(Your task)
Return all lines where the word "mail" can be found.

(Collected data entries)
* * *

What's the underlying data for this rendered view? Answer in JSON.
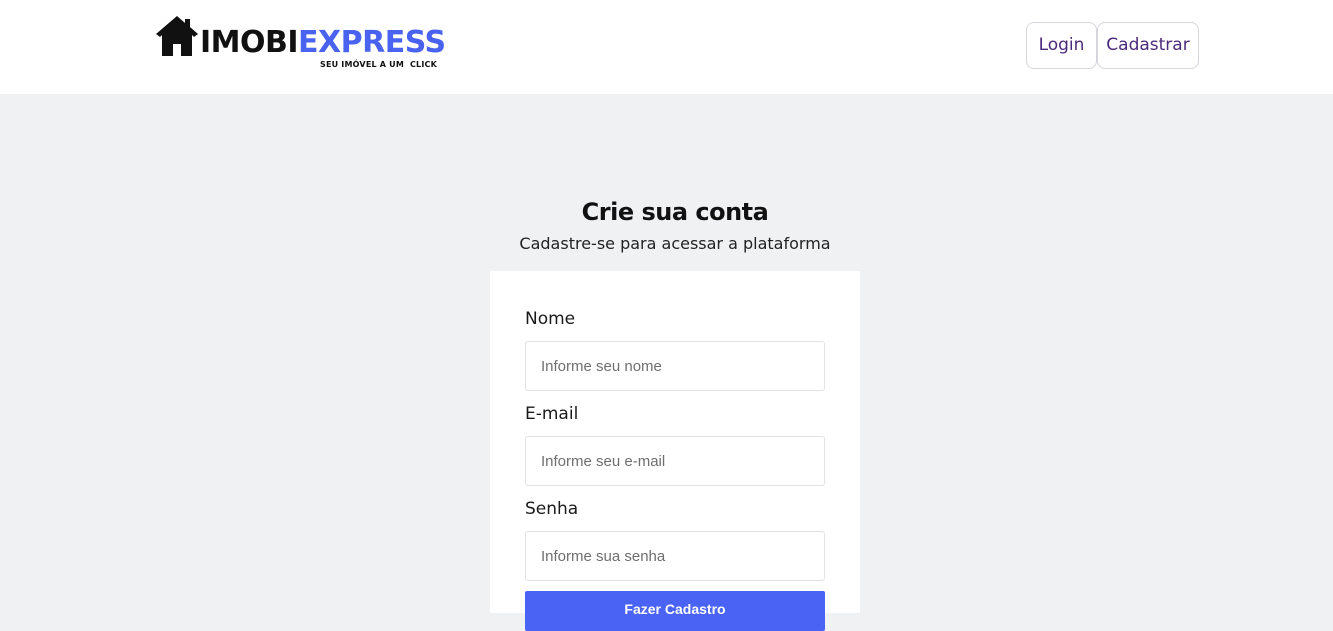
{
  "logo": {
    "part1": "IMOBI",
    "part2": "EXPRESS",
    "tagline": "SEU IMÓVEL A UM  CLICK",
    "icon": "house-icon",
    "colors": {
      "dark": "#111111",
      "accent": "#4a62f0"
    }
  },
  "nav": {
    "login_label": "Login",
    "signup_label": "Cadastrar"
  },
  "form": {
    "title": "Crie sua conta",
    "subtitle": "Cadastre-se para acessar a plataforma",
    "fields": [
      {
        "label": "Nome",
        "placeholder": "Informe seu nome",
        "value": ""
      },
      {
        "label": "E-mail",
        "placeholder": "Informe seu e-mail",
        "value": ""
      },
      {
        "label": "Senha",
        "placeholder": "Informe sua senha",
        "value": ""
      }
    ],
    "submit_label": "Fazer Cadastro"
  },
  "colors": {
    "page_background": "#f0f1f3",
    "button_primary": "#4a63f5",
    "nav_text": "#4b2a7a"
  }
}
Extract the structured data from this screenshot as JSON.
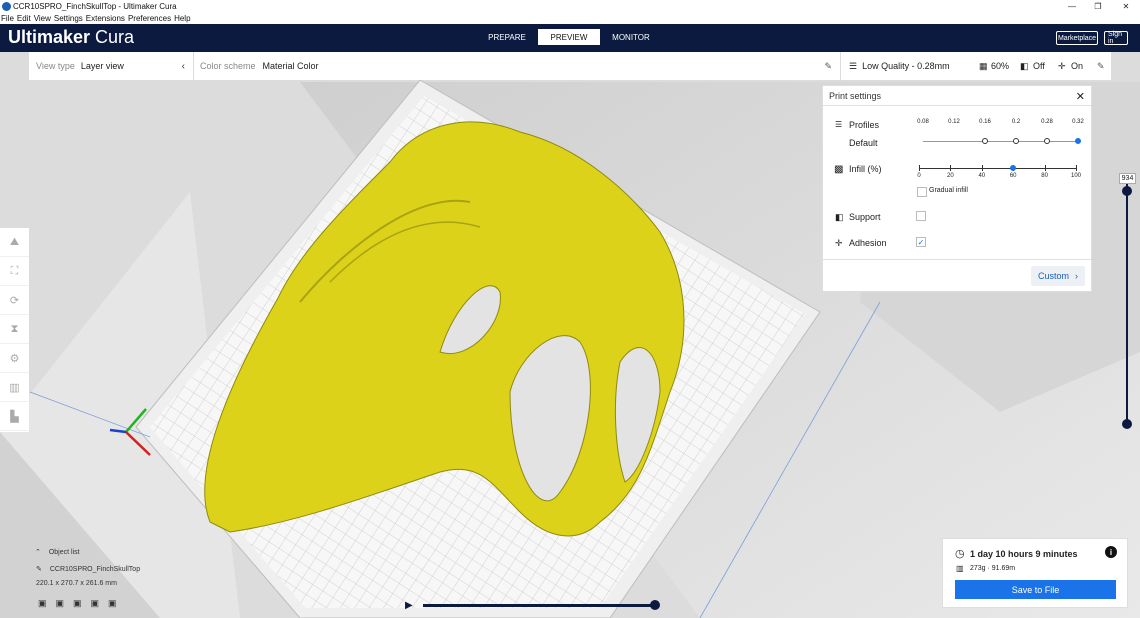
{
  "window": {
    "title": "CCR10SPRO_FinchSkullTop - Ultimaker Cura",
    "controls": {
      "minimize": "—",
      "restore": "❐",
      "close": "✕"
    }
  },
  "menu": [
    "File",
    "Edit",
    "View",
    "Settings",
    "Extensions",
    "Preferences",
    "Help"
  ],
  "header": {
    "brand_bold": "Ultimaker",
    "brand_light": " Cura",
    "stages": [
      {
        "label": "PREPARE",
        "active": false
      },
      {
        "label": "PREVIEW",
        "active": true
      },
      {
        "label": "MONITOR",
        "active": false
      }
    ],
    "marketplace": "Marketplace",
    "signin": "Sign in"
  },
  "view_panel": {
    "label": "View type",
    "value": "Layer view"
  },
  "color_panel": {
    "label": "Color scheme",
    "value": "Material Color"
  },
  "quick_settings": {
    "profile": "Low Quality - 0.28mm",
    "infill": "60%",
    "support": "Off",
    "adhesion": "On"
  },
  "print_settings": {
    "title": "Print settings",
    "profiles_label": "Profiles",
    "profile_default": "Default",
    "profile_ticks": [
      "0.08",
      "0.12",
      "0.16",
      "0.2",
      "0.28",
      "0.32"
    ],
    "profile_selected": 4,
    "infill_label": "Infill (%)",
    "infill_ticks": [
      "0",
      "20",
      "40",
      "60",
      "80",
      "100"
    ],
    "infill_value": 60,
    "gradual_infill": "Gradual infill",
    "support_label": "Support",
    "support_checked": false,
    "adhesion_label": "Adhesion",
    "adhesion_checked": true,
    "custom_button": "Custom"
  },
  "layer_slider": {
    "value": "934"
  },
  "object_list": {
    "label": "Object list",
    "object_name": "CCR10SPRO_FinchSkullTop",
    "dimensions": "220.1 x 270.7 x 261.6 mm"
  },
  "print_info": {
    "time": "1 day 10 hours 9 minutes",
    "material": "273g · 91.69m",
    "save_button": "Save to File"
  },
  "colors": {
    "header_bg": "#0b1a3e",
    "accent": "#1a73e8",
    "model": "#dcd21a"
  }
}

* * *

(Task result)
        "label": "E-mail",
        "placeholder": "Informe seu e-mail",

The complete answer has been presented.